Examine the material below. Gather every line in which the string "bedrijf" appears.

--- Data provided ---

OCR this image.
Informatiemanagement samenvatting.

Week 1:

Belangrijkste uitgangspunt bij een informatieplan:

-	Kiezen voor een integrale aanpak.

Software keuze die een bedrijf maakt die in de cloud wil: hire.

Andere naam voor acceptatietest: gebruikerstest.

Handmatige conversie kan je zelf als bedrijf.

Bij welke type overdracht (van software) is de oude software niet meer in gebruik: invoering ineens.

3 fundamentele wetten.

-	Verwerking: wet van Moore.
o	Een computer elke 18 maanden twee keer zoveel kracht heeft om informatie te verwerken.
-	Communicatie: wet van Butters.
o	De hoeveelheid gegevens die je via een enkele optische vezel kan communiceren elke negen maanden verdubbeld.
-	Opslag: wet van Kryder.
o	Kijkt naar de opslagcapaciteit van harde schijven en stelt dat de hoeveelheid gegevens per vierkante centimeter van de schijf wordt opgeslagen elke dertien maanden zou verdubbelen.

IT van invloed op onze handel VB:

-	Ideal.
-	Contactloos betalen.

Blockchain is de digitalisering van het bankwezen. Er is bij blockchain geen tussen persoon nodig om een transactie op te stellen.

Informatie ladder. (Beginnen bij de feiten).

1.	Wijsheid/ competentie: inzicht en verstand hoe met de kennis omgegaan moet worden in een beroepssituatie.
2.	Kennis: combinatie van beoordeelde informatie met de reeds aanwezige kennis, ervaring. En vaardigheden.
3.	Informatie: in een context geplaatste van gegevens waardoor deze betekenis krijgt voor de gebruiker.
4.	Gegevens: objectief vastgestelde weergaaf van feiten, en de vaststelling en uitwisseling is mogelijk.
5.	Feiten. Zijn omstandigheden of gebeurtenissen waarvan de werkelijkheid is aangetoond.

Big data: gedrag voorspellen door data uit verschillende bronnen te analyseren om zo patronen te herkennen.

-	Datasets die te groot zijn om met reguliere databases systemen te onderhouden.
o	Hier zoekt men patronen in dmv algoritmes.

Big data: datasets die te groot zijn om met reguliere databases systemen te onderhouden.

---

• _Finished answer_
Software keuze die een bedrijf maakt die in de cloud wil: hire.
Handmatige conversie kan je zelf als bedrijf.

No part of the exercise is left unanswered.